= What this task involves =
Repeat all of the material below exactly as written, images excluded.

[Extracted records]

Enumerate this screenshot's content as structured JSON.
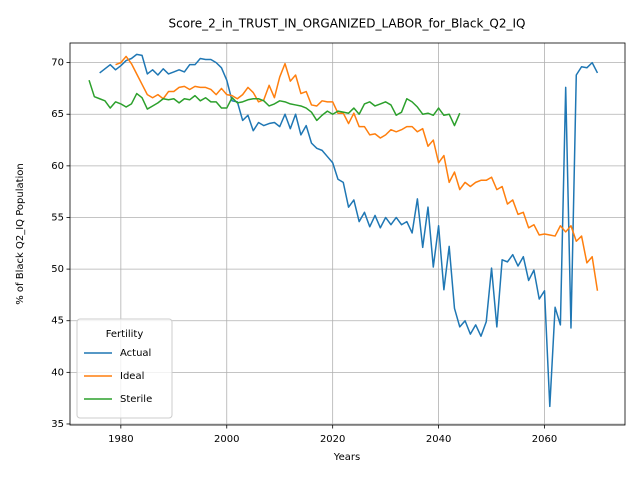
{
  "chart_data": {
    "type": "line",
    "title": "Score_2_in_TRUST_IN_ORGANIZED_LABOR_for_Black_Q2_IQ",
    "x_label": "Years",
    "y_label": "% of Black Q2_IQ Population",
    "legend_title": "Fertility",
    "legend": "lower left",
    "grid": true,
    "xlim": [
      1970.4,
      2075.2
    ],
    "ylim": [
      34.9,
      71.9
    ],
    "xticks": [
      1980,
      2000,
      2020,
      2040,
      2060
    ],
    "yticks": [
      35,
      40,
      45,
      50,
      55,
      60,
      65,
      70
    ],
    "x": [
      1974,
      1975,
      1976,
      1977,
      1978,
      1979,
      1980,
      1981,
      1982,
      1983,
      1984,
      1985,
      1986,
      1987,
      1988,
      1989,
      1990,
      1991,
      1992,
      1993,
      1994,
      1995,
      1996,
      1997,
      1998,
      1999,
      2000,
      2001,
      2002,
      2003,
      2004,
      2005,
      2006,
      2007,
      2008,
      2009,
      2010,
      2011,
      2012,
      2013,
      2014,
      2015,
      2016,
      2017,
      2018,
      2019,
      2020,
      2021,
      2022,
      2023,
      2024,
      2025,
      2026,
      2027,
      2028,
      2029,
      2030,
      2031,
      2032,
      2033,
      2034,
      2035,
      2036,
      2037,
      2038,
      2039,
      2040,
      2041,
      2042,
      2043,
      2044,
      2045,
      2046,
      2047,
      2048,
      2049,
      2050,
      2051,
      2052,
      2053,
      2054,
      2055,
      2056,
      2057,
      2058,
      2059,
      2060,
      2061,
      2062,
      2063,
      2064,
      2065,
      2066,
      2067,
      2068,
      2069,
      2070
    ],
    "series": [
      {
        "name": "Actual",
        "color": "#1f77b4",
        "values": [
          null,
          null,
          69.0,
          69.4,
          69.8,
          69.3,
          69.7,
          70.2,
          70.4,
          70.8,
          70.7,
          68.9,
          69.3,
          68.8,
          69.4,
          68.9,
          69.1,
          69.3,
          69.1,
          69.8,
          69.8,
          70.4,
          70.3,
          70.3,
          70.0,
          69.5,
          68.3,
          66.3,
          66.2,
          64.4,
          64.9,
          63.4,
          64.2,
          63.9,
          64.1,
          64.2,
          63.8,
          65.0,
          63.6,
          65.0,
          63.0,
          63.9,
          62.2,
          61.7,
          61.5,
          60.9,
          60.3,
          58.7,
          58.4,
          56.0,
          56.7,
          54.6,
          55.5,
          54.1,
          55.2,
          54.0,
          55.0,
          54.3,
          55.0,
          54.3,
          54.6,
          53.5,
          56.8,
          52.1,
          56.0,
          50.2,
          54.2,
          48.0,
          52.2,
          46.2,
          44.4,
          45.0,
          43.7,
          44.6,
          43.5,
          44.9,
          50.1,
          44.4,
          50.9,
          50.7,
          51.4,
          50.3,
          51.2,
          48.9,
          49.9,
          47.1,
          47.9,
          36.7,
          46.3,
          44.6,
          67.6,
          44.3,
          68.8,
          69.6,
          69.5,
          70.0,
          69.0
        ]
      },
      {
        "name": "Ideal",
        "color": "#ff7f0e",
        "values": [
          null,
          null,
          null,
          null,
          null,
          69.8,
          70.0,
          70.6,
          69.9,
          68.9,
          67.9,
          66.9,
          66.6,
          66.9,
          66.5,
          67.2,
          67.2,
          67.6,
          67.7,
          67.4,
          67.7,
          67.6,
          67.6,
          67.4,
          66.9,
          67.5,
          66.9,
          66.8,
          66.5,
          66.9,
          67.6,
          67.1,
          66.2,
          66.4,
          67.8,
          66.6,
          68.6,
          69.9,
          68.2,
          68.8,
          67.0,
          67.2,
          65.9,
          65.8,
          66.3,
          66.2,
          66.2,
          65.1,
          65.1,
          64.1,
          65.1,
          63.8,
          63.8,
          63.0,
          63.1,
          62.7,
          63.0,
          63.5,
          63.3,
          63.5,
          63.8,
          63.8,
          63.3,
          63.6,
          61.9,
          62.5,
          60.3,
          61.0,
          58.4,
          59.4,
          57.7,
          58.4,
          58.0,
          58.4,
          58.6,
          58.6,
          58.9,
          57.7,
          58.0,
          56.3,
          56.7,
          55.3,
          55.5,
          54.0,
          54.3,
          53.3,
          53.4,
          53.3,
          53.2,
          54.2,
          53.6,
          54.2,
          52.7,
          53.2,
          50.6,
          51.2,
          47.9
        ]
      },
      {
        "name": "Sterile",
        "color": "#2ca02c",
        "values": [
          68.3,
          66.7,
          66.5,
          66.3,
          65.6,
          66.2,
          66.0,
          65.7,
          66.0,
          67.0,
          66.6,
          65.5,
          65.8,
          66.1,
          66.5,
          66.4,
          66.5,
          66.1,
          66.5,
          66.4,
          66.8,
          66.3,
          66.6,
          66.2,
          66.2,
          65.6,
          65.6,
          66.6,
          66.1,
          66.2,
          66.4,
          66.5,
          66.5,
          66.3,
          65.8,
          66.0,
          66.3,
          66.2,
          66.0,
          65.9,
          65.8,
          65.6,
          65.2,
          64.4,
          64.9,
          65.3,
          65.0,
          65.3,
          65.2,
          65.1,
          65.6,
          65.0,
          66.0,
          66.2,
          65.8,
          66.0,
          66.2,
          65.9,
          64.9,
          65.2,
          66.5,
          66.2,
          65.7,
          65.0,
          65.1,
          64.9,
          65.6,
          64.9,
          65.0,
          63.9,
          65.1,
          null,
          null,
          null,
          null,
          null,
          null,
          null,
          null,
          null,
          null,
          null,
          null,
          null,
          null,
          null,
          null,
          null,
          null,
          null,
          null,
          null,
          null,
          null,
          null,
          null,
          null
        ]
      }
    ]
  }
}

= The response =
Enumerate this screenshot's content as structured JSON.
{
  "chart_data": {
    "type": "line",
    "title": "Score_2_in_TRUST_IN_ORGANIZED_LABOR_for_Black_Q2_IQ",
    "x_label": "Years",
    "y_label": "% of Black Q2_IQ Population",
    "legend_title": "Fertility",
    "legend": "lower left",
    "grid": true,
    "xlim": [
      1970.4,
      2075.2
    ],
    "ylim": [
      34.9,
      71.9
    ],
    "xticks": [
      1980,
      2000,
      2020,
      2040,
      2060
    ],
    "yticks": [
      35,
      40,
      45,
      50,
      55,
      60,
      65,
      70
    ],
    "x": [
      1974,
      1975,
      1976,
      1977,
      1978,
      1979,
      1980,
      1981,
      1982,
      1983,
      1984,
      1985,
      1986,
      1987,
      1988,
      1989,
      1990,
      1991,
      1992,
      1993,
      1994,
      1995,
      1996,
      1997,
      1998,
      1999,
      2000,
      2001,
      2002,
      2003,
      2004,
      2005,
      2006,
      2007,
      2008,
      2009,
      2010,
      2011,
      2012,
      2013,
      2014,
      2015,
      2016,
      2017,
      2018,
      2019,
      2020,
      2021,
      2022,
      2023,
      2024,
      2025,
      2026,
      2027,
      2028,
      2029,
      2030,
      2031,
      2032,
      2033,
      2034,
      2035,
      2036,
      2037,
      2038,
      2039,
      2040,
      2041,
      2042,
      2043,
      2044,
      2045,
      2046,
      2047,
      2048,
      2049,
      2050,
      2051,
      2052,
      2053,
      2054,
      2055,
      2056,
      2057,
      2058,
      2059,
      2060,
      2061,
      2062,
      2063,
      2064,
      2065,
      2066,
      2067,
      2068,
      2069,
      2070
    ],
    "series": [
      {
        "name": "Actual",
        "color": "#1f77b4",
        "values": [
          null,
          null,
          69.0,
          69.4,
          69.8,
          69.3,
          69.7,
          70.2,
          70.4,
          70.8,
          70.7,
          68.9,
          69.3,
          68.8,
          69.4,
          68.9,
          69.1,
          69.3,
          69.1,
          69.8,
          69.8,
          70.4,
          70.3,
          70.3,
          70.0,
          69.5,
          68.3,
          66.3,
          66.2,
          64.4,
          64.9,
          63.4,
          64.2,
          63.9,
          64.1,
          64.2,
          63.8,
          65.0,
          63.6,
          65.0,
          63.0,
          63.9,
          62.2,
          61.7,
          61.5,
          60.9,
          60.3,
          58.7,
          58.4,
          56.0,
          56.7,
          54.6,
          55.5,
          54.1,
          55.2,
          54.0,
          55.0,
          54.3,
          55.0,
          54.3,
          54.6,
          53.5,
          56.8,
          52.1,
          56.0,
          50.2,
          54.2,
          48.0,
          52.2,
          46.2,
          44.4,
          45.0,
          43.7,
          44.6,
          43.5,
          44.9,
          50.1,
          44.4,
          50.9,
          50.7,
          51.4,
          50.3,
          51.2,
          48.9,
          49.9,
          47.1,
          47.9,
          36.7,
          46.3,
          44.6,
          67.6,
          44.3,
          68.8,
          69.6,
          69.5,
          70.0,
          69.0
        ]
      },
      {
        "name": "Ideal",
        "color": "#ff7f0e",
        "values": [
          null,
          null,
          null,
          null,
          null,
          69.8,
          70.0,
          70.6,
          69.9,
          68.9,
          67.9,
          66.9,
          66.6,
          66.9,
          66.5,
          67.2,
          67.2,
          67.6,
          67.7,
          67.4,
          67.7,
          67.6,
          67.6,
          67.4,
          66.9,
          67.5,
          66.9,
          66.8,
          66.5,
          66.9,
          67.6,
          67.1,
          66.2,
          66.4,
          67.8,
          66.6,
          68.6,
          69.9,
          68.2,
          68.8,
          67.0,
          67.2,
          65.9,
          65.8,
          66.3,
          66.2,
          66.2,
          65.1,
          65.1,
          64.1,
          65.1,
          63.8,
          63.8,
          63.0,
          63.1,
          62.7,
          63.0,
          63.5,
          63.3,
          63.5,
          63.8,
          63.8,
          63.3,
          63.6,
          61.9,
          62.5,
          60.3,
          61.0,
          58.4,
          59.4,
          57.7,
          58.4,
          58.0,
          58.4,
          58.6,
          58.6,
          58.9,
          57.7,
          58.0,
          56.3,
          56.7,
          55.3,
          55.5,
          54.0,
          54.3,
          53.3,
          53.4,
          53.3,
          53.2,
          54.2,
          53.6,
          54.2,
          52.7,
          53.2,
          50.6,
          51.2,
          47.9
        ]
      },
      {
        "name": "Sterile",
        "color": "#2ca02c",
        "values": [
          68.3,
          66.7,
          66.5,
          66.3,
          65.6,
          66.2,
          66.0,
          65.7,
          66.0,
          67.0,
          66.6,
          65.5,
          65.8,
          66.1,
          66.5,
          66.4,
          66.5,
          66.1,
          66.5,
          66.4,
          66.8,
          66.3,
          66.6,
          66.2,
          66.2,
          65.6,
          65.6,
          66.6,
          66.1,
          66.2,
          66.4,
          66.5,
          66.5,
          66.3,
          65.8,
          66.0,
          66.3,
          66.2,
          66.0,
          65.9,
          65.8,
          65.6,
          65.2,
          64.4,
          64.9,
          65.3,
          65.0,
          65.3,
          65.2,
          65.1,
          65.6,
          65.0,
          66.0,
          66.2,
          65.8,
          66.0,
          66.2,
          65.9,
          64.9,
          65.2,
          66.5,
          66.2,
          65.7,
          65.0,
          65.1,
          64.9,
          65.6,
          64.9,
          65.0,
          63.9,
          65.1,
          null,
          null,
          null,
          null,
          null,
          null,
          null,
          null,
          null,
          null,
          null,
          null,
          null,
          null,
          null,
          null,
          null,
          null,
          null,
          null,
          null,
          null,
          null,
          null,
          null,
          null
        ]
      }
    ]
  }
}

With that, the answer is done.